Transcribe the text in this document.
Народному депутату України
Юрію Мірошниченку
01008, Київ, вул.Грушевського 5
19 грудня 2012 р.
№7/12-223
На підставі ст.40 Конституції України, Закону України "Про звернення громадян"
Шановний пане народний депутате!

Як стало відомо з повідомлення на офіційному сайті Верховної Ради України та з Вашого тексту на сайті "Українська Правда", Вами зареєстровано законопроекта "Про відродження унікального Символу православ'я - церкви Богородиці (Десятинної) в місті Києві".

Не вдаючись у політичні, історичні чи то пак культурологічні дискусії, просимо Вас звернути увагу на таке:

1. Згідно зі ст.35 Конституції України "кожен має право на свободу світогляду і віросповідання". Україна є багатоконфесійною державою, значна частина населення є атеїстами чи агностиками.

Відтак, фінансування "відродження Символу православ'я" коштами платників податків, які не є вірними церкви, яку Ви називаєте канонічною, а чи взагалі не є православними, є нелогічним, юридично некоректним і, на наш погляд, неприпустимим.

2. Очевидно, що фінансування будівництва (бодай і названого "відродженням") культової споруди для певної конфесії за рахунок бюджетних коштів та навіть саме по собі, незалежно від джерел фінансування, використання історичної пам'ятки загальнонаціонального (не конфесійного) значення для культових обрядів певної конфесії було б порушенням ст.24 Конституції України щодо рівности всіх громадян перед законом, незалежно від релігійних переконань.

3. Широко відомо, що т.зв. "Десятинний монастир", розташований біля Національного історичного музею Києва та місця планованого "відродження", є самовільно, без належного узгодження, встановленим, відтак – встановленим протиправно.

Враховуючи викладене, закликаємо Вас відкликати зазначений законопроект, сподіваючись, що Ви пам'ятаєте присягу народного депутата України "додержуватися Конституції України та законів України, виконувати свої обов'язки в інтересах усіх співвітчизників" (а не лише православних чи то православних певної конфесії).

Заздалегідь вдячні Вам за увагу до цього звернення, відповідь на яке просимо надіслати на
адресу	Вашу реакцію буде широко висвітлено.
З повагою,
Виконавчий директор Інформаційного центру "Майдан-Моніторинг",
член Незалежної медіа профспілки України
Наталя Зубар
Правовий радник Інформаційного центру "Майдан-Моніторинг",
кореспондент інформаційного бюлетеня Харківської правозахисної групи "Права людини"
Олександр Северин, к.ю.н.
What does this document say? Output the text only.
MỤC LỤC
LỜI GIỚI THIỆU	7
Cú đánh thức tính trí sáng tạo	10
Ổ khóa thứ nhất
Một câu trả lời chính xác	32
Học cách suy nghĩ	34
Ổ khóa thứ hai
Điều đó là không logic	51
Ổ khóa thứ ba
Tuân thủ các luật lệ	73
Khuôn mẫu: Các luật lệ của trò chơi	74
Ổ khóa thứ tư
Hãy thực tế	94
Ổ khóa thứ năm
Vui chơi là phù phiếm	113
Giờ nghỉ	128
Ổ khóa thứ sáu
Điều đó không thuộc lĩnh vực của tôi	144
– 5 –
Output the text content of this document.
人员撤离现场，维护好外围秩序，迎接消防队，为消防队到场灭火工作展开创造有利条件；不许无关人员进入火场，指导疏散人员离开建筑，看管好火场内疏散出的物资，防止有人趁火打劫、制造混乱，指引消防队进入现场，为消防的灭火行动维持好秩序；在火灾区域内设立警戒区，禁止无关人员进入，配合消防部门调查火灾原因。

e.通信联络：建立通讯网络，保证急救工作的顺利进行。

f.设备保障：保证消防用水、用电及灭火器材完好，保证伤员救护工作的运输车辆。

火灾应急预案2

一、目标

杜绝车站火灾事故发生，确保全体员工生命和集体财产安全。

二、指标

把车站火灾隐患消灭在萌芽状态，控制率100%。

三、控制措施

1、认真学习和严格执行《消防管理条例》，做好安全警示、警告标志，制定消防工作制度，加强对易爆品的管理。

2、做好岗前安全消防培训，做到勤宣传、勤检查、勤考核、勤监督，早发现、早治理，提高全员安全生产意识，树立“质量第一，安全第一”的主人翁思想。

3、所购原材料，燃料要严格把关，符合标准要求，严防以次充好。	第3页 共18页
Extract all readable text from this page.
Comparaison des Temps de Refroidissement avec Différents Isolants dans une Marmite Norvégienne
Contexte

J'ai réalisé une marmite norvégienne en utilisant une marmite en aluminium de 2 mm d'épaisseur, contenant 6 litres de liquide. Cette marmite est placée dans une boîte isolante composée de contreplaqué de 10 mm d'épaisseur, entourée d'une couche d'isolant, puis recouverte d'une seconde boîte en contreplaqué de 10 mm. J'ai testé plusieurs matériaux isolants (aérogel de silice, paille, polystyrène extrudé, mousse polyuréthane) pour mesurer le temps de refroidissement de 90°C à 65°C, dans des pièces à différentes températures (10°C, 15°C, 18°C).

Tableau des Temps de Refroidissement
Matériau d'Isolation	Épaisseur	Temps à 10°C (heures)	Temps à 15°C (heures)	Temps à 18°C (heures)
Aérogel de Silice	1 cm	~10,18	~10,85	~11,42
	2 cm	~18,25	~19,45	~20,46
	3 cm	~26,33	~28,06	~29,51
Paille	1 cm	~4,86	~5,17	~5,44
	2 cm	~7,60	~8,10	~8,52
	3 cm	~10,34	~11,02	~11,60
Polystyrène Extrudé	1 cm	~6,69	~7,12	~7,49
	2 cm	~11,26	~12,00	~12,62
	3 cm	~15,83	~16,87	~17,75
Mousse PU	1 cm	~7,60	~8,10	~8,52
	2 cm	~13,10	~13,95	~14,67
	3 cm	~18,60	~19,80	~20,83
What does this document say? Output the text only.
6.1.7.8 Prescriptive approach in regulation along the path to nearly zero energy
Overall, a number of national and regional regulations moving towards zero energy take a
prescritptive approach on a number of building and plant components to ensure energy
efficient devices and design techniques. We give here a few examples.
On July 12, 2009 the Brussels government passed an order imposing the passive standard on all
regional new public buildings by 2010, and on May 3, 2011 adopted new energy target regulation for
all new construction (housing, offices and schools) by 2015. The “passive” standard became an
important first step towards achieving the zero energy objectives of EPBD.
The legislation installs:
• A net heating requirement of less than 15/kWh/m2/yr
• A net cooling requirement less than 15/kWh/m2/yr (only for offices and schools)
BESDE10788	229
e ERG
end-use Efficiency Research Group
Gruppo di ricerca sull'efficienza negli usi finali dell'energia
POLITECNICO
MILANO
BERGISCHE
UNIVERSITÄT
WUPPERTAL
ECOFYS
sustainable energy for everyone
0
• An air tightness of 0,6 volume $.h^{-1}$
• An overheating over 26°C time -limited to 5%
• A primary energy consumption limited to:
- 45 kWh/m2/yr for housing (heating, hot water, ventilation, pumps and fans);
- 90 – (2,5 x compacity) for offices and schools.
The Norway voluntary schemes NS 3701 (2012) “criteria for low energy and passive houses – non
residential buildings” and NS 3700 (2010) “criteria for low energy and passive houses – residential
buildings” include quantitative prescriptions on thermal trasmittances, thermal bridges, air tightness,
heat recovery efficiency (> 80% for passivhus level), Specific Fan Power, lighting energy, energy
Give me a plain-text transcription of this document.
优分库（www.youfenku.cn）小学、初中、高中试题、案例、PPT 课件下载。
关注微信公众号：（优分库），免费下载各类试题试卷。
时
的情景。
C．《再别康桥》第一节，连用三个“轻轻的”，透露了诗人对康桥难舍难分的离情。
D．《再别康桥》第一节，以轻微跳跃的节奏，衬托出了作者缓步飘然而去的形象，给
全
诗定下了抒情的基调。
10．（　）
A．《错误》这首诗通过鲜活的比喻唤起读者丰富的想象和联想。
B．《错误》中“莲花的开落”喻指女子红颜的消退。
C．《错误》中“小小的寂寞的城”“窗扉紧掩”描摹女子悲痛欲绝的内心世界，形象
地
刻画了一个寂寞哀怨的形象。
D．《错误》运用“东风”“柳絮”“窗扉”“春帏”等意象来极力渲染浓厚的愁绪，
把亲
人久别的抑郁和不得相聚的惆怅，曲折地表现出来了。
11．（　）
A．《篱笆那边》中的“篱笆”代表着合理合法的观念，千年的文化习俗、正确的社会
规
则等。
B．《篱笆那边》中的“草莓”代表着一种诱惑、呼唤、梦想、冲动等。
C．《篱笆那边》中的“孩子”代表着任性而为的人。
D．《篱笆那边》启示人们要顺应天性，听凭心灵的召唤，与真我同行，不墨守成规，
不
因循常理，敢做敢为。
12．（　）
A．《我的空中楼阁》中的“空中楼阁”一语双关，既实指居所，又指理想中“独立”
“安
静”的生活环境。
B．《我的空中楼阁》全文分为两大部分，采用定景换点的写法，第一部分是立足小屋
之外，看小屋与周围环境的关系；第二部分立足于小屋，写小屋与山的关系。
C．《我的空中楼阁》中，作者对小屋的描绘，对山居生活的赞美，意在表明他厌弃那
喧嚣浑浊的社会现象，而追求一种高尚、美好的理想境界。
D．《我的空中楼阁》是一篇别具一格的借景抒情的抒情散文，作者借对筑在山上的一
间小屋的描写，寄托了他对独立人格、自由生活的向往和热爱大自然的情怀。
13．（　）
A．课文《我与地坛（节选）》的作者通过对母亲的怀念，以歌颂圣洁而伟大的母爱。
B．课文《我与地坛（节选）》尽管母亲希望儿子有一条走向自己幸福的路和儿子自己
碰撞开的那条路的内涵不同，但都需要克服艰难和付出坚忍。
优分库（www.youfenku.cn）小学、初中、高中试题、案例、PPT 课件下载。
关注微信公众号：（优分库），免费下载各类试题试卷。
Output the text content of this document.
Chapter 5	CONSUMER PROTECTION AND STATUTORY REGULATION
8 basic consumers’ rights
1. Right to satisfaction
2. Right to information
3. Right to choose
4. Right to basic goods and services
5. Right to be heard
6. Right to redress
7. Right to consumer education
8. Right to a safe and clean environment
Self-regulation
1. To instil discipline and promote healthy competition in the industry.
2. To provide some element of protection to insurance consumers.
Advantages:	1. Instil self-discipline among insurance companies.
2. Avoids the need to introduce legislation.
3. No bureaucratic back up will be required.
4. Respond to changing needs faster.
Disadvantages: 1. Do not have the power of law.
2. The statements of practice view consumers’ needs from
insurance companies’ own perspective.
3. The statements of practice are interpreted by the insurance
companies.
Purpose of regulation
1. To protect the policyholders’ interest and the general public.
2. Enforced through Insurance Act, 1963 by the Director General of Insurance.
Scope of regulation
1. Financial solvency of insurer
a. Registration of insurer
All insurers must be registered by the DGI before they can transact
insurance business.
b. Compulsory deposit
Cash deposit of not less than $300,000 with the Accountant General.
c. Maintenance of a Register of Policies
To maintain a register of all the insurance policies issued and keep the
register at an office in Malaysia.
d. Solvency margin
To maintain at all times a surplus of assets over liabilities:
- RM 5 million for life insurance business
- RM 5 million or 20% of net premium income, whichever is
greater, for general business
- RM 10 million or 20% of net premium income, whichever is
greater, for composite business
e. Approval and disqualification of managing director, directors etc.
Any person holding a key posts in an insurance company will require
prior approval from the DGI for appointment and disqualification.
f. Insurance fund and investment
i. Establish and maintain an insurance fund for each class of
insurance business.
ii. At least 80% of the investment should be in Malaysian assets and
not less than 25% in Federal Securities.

Exercise instructions →
Whenever "discipline" turns up in a line, pick that line out.

Output of the task →
1. To instil discipline and promote healthy competition in the industry.
Advantages:	1. Instil self-discipline among insurance companies.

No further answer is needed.